(Dataset entries on figures)
%%
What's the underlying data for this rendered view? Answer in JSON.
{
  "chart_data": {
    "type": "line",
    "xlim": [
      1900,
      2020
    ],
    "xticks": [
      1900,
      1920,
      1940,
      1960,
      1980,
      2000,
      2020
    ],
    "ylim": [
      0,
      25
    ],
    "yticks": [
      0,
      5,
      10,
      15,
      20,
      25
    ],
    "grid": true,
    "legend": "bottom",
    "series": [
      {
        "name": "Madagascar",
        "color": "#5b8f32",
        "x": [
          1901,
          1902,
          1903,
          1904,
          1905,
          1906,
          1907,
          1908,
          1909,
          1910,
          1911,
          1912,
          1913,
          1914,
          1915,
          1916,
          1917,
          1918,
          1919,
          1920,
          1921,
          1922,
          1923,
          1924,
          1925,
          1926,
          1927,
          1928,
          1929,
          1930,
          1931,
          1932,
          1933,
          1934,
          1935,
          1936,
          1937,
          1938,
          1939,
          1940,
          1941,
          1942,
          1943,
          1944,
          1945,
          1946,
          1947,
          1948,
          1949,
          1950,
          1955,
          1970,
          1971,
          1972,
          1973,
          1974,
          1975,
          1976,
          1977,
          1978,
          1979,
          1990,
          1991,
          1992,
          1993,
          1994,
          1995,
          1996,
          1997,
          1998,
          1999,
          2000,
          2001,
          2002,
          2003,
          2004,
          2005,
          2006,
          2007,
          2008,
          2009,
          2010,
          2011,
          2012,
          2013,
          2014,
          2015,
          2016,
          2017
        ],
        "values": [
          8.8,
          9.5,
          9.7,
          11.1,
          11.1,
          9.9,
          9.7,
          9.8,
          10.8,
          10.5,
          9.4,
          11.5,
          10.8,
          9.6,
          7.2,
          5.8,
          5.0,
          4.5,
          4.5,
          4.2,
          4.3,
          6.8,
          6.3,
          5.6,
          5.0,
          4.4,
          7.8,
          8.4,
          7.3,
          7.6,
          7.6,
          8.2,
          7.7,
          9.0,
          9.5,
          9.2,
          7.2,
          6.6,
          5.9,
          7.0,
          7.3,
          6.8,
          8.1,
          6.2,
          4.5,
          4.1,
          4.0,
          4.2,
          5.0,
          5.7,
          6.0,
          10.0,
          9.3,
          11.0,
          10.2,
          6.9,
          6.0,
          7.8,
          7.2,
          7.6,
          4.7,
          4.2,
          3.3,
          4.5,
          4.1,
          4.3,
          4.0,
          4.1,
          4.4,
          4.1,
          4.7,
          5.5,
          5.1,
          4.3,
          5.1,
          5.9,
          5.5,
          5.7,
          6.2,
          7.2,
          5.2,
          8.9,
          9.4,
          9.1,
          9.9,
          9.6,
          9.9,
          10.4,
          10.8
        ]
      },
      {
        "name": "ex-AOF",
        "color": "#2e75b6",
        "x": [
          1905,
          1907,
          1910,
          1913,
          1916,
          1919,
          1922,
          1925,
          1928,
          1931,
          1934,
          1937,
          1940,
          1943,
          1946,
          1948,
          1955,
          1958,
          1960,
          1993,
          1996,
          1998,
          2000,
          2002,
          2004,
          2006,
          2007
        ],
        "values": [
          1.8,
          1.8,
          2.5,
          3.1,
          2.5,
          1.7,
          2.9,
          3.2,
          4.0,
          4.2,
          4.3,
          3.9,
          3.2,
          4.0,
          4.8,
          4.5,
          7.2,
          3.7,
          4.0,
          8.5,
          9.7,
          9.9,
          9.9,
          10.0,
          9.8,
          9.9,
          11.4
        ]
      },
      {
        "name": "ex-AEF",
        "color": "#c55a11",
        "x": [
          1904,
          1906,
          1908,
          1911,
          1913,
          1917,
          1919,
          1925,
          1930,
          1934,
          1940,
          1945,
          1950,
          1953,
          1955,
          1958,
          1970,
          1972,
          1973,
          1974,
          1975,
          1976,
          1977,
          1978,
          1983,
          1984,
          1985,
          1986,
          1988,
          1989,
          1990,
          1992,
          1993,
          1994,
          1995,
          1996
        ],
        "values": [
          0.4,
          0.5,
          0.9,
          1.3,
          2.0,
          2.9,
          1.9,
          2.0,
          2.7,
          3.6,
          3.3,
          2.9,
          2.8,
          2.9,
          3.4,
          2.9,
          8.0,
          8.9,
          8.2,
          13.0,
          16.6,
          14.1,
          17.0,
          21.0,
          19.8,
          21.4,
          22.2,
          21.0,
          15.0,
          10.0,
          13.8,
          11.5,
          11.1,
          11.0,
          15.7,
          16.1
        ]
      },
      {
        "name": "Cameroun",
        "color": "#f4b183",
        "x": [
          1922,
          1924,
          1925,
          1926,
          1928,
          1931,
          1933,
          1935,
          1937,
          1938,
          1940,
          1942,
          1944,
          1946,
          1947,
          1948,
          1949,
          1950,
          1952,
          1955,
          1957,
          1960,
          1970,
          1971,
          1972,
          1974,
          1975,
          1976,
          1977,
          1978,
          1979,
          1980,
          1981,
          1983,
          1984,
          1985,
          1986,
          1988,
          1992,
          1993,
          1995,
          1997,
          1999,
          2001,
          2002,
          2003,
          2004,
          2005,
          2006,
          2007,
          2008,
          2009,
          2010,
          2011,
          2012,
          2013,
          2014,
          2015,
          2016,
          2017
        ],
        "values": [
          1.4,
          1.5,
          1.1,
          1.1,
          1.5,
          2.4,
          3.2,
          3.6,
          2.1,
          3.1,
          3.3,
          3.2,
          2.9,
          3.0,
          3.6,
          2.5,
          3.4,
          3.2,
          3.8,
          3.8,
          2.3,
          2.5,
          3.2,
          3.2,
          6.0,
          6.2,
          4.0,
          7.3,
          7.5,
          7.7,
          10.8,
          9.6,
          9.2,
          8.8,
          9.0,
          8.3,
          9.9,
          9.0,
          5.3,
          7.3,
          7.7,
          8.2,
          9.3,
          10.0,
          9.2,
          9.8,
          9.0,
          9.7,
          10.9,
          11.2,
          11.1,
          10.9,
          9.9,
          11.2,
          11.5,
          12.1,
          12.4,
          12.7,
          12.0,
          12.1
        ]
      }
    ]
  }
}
%%
**EXERCISE REQUIREMENTS:** Extract from the material all lines containing the string "color".

**TASK ANSWER:**
        "color": "#5b8f32",
        "color": "#2e75b6",
        "color": "#c55a11",
        "color": "#f4b183",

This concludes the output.